■ PROBLEM STATEMENT ■
From the entries below, pull out each line where "JSON" appears.

■ EXTRACTED INFORMATION ■
-- Begin --

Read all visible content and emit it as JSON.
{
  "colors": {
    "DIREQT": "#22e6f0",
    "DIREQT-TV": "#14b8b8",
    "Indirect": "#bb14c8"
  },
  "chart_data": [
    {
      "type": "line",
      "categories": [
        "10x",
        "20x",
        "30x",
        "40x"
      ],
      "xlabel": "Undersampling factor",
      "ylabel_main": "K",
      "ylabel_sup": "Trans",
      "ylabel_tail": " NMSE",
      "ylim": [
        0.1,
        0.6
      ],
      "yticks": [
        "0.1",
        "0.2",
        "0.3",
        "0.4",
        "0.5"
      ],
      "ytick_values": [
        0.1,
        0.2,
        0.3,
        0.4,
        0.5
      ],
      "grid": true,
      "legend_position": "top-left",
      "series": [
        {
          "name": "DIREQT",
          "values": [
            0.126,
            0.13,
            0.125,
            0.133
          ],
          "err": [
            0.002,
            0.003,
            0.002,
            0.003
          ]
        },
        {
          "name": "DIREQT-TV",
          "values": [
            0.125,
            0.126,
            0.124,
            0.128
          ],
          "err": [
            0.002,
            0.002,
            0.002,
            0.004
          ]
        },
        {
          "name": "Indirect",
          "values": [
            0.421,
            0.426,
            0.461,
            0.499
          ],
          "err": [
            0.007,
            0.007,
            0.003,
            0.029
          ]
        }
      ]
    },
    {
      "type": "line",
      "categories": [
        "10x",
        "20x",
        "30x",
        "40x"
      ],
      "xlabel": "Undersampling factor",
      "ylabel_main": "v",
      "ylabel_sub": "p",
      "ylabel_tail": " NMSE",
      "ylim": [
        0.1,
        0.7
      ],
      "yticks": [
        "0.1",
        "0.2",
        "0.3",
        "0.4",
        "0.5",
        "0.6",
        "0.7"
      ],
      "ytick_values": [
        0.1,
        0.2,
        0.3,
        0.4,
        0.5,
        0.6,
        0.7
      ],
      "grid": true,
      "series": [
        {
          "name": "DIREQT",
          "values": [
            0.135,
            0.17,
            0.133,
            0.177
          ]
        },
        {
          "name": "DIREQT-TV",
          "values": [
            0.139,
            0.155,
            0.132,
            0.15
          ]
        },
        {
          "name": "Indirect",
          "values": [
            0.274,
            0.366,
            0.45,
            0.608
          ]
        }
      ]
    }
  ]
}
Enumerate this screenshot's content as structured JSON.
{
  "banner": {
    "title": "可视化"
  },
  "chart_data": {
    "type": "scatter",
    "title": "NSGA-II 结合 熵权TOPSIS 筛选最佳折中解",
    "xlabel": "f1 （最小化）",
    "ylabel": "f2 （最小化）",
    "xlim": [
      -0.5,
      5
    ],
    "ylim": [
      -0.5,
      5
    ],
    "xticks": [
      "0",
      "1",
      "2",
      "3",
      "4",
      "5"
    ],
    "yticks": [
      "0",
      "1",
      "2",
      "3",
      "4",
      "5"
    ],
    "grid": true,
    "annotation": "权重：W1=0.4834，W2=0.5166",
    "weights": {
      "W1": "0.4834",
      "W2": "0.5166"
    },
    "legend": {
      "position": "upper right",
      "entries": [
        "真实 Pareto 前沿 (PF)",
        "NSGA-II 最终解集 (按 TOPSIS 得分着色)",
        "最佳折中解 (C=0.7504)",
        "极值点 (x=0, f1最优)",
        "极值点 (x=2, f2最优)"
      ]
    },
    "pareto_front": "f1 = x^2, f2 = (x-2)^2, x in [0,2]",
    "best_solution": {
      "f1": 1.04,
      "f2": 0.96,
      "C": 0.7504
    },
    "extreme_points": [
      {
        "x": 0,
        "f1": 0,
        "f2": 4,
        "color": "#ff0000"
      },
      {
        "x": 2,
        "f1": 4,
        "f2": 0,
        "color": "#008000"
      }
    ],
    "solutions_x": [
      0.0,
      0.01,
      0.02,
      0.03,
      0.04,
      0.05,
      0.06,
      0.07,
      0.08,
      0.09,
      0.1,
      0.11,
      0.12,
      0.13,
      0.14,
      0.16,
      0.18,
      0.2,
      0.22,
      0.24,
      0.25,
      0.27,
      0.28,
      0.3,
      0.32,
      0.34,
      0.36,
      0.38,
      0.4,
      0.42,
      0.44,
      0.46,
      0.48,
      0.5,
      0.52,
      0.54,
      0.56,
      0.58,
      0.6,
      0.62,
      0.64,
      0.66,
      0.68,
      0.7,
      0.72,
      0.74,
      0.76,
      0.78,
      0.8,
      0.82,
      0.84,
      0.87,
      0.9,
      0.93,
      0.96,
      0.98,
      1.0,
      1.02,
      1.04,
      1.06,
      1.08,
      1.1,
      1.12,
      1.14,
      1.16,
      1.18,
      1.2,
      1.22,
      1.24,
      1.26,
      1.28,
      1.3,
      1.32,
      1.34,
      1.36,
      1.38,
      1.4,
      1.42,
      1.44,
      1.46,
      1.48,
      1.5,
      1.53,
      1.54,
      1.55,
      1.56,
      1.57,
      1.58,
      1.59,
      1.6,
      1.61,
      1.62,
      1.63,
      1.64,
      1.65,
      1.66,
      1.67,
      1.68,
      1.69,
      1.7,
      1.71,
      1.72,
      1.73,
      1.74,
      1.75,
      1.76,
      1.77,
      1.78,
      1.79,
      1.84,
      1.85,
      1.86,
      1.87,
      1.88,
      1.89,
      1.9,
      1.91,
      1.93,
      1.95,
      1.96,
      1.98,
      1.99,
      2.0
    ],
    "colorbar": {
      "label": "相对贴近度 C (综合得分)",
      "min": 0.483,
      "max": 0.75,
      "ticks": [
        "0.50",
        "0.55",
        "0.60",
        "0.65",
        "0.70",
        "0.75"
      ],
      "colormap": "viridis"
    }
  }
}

-- End --

■ RESULT OF THIS EXERCISE ■
Read all visible content and emit it as JSON.
Enumerate this screenshot's content as structured JSON.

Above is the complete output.